_BRIEF_: In the unemployment claims design study, write out everything from "Design Principles" down to "decentralized customer processes.", copying it word for word.

_PASSAGE TO READ_:
------------------------------------------------

I researched the process of unemployment claims by reading the federal compliance guide, analyzing the current applications processes and features, conducting a heuristic evaluation and interviewing existing users.

My Role & Team

My role for this project was lead designer. I worked with a team of product owners, stakeholders, a project manager, a researcher, our training resources team, a product architect and two development teams (one in house and one off shore contracted team).

User Interviews

The sales team selected a handful of current customers I could speak to for user research. I then spoke with their unemployment claims teams to gain a better understanding of their processes and pain points with the lifecycle of an unemployment claim currently. I conducted these customer insight sessions in a one hour time span and customer feedback was recorded by a scribe as I interviewed the users. After all interviews were completed I created a thematic analysis slide deck of my findings to present to stakeholders and validate the need for key proposed UI and UX improvements.

10

User Surveys

15

Survey Questions

4

Interviews

Ideation + Validation

I created a prototype of the new UI and feature enhancements to test the patterns and task flows in Usability Hub with a curated panel of users.

Design Principles

After our research and user interviews we committed to a new product strategy and key values to adhere to while designing the new experience.

1. Seamless Integration
Organizations have unique processes when replying to unemployment claims based on a wide array of factors including organizations type, size and state requirements. Product enhancements should optimize the workflow for both centralized and decentralized customer processes.

2. Simplicity
Maintain simple and easy to follow workflows by ensuring we stay aligned to users existing mental models of the adjudication process.

3. Thoughtful Implementation
Experience enhancements should be beneficial and easily accessible to users.

Scope

User: Charlotte the Customer Unemployment Insurance Worker.
Market: Small and large businesses within the United States.

Journey Map

After our interview, our researcher mapped the response and thought of the user to understand their environment and emotional connection.

Execution

Once user interviews were completed and feedback analyzed, it was a good time to start planning user stories and project stages.

  1. Release phase planning in Asana user stories
  2. Hand sketch wireframes
  3. Visual Design and prototyping in UX Pin
  4. Weekly UX and dev review meetings as designs were approved by stakeholders and released for development.

Final Product

After taking feedback from the research phase of the project, low fidelity designs were created and vetted with product owners to ensure the new experience not only put us in the users perspective for a short moment, but put ourselves into their situation and their way of thinking when using the application. Once designs were approved the process of creating high fidelity designs and interactive prototypes in UX Pin began.

------------------------------------------------

_Data entries_:

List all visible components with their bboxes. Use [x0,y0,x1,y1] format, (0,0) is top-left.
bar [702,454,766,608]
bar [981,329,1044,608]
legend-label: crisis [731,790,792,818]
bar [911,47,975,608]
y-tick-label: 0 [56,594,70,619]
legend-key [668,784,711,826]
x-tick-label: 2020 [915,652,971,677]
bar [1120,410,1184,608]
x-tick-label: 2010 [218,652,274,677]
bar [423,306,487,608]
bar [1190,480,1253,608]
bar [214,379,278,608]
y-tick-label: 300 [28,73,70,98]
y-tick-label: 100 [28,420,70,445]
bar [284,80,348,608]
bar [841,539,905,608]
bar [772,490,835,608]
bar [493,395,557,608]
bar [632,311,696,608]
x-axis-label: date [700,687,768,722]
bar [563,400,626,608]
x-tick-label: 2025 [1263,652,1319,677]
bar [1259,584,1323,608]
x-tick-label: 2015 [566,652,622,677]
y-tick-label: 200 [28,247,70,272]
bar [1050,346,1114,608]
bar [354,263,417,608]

------------------------------------------------

_SOLUTION TO THIS PROBLEM_:
Design Principles

After our research and user interviews we committed to a new product strategy and key values to adhere to while designing the new experience.

1. Seamless Integration
Organizations have unique processes when replying to unemployment claims based on a wide array of factors including organizations type, size and state requirements. Product enhancements should optimize the workflow for both centralized and decentralized customer processes.